AIM OF THE TASK:
If a line in the entries below includes "asked", pick it out and copy it.

INPUT DATA:
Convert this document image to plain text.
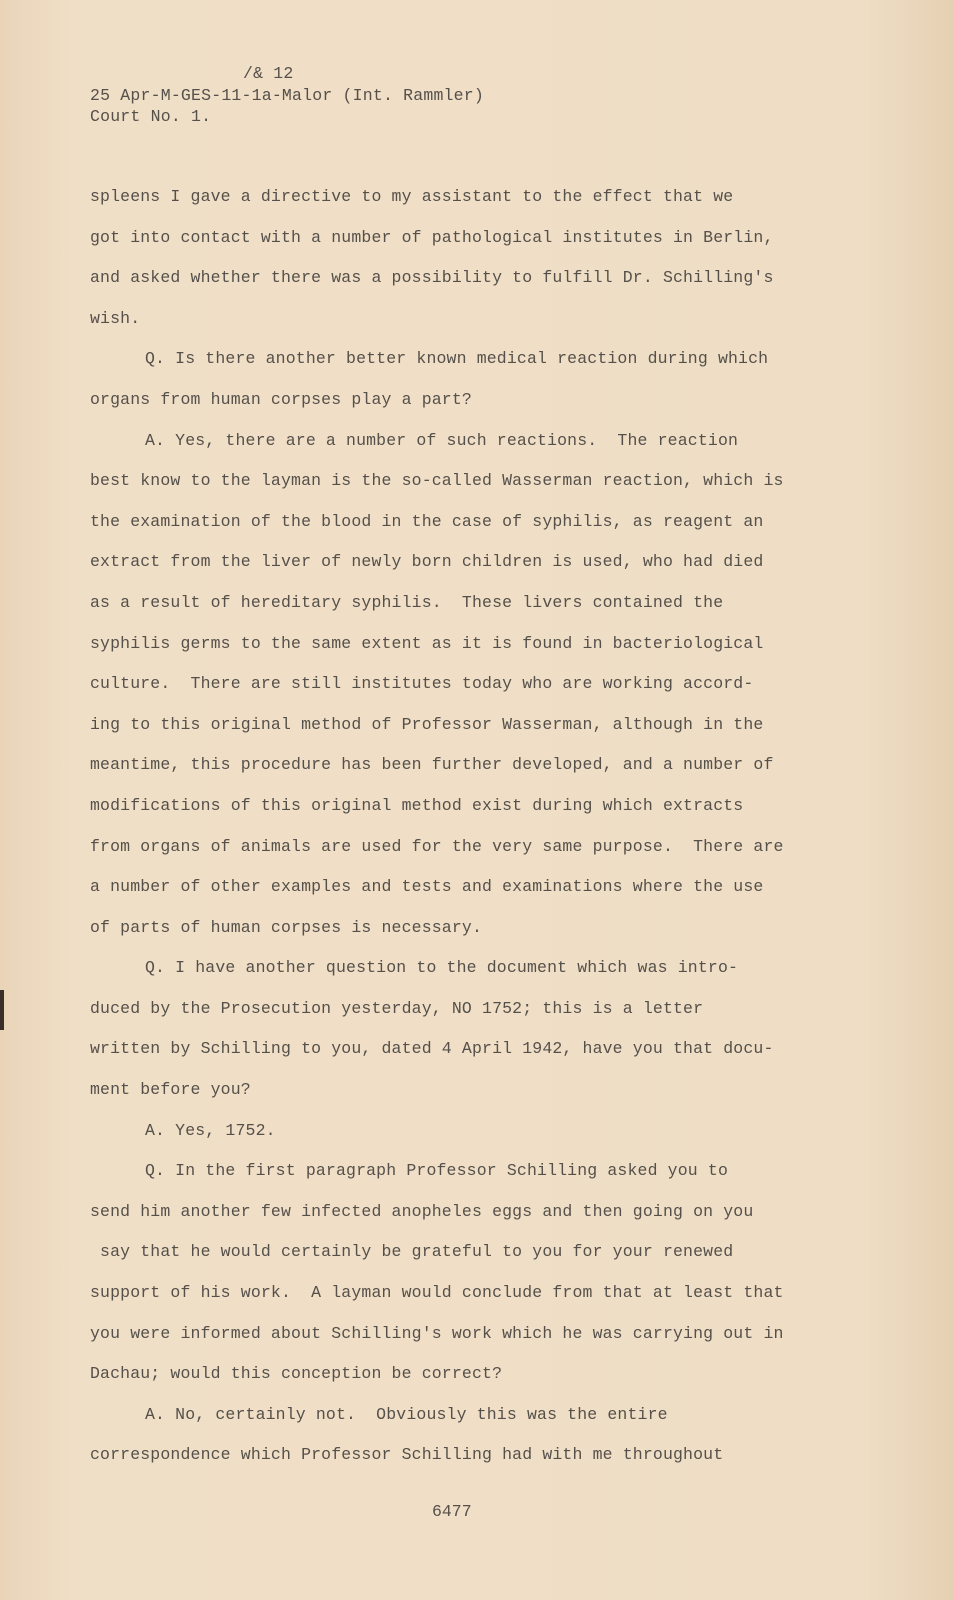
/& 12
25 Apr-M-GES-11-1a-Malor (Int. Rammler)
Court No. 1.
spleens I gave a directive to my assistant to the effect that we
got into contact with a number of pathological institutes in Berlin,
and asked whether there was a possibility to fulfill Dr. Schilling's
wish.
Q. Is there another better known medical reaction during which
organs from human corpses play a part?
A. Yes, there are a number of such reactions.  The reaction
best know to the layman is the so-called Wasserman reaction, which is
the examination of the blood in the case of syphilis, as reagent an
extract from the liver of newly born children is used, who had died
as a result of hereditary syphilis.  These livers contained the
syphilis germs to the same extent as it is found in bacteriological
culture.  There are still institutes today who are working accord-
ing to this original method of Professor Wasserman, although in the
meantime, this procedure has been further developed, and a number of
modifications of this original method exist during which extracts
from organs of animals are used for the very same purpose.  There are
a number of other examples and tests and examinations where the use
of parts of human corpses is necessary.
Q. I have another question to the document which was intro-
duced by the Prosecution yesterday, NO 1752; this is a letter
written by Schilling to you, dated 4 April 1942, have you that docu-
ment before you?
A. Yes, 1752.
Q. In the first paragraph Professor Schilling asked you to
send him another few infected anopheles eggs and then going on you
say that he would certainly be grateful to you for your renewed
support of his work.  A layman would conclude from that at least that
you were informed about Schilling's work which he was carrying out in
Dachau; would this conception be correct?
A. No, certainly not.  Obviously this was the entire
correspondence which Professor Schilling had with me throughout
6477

EXERCISE SOLUTION:
and asked whether there was a possibility to fulfill Dr. Schilling's
Q. In the first paragraph Professor Schilling asked you to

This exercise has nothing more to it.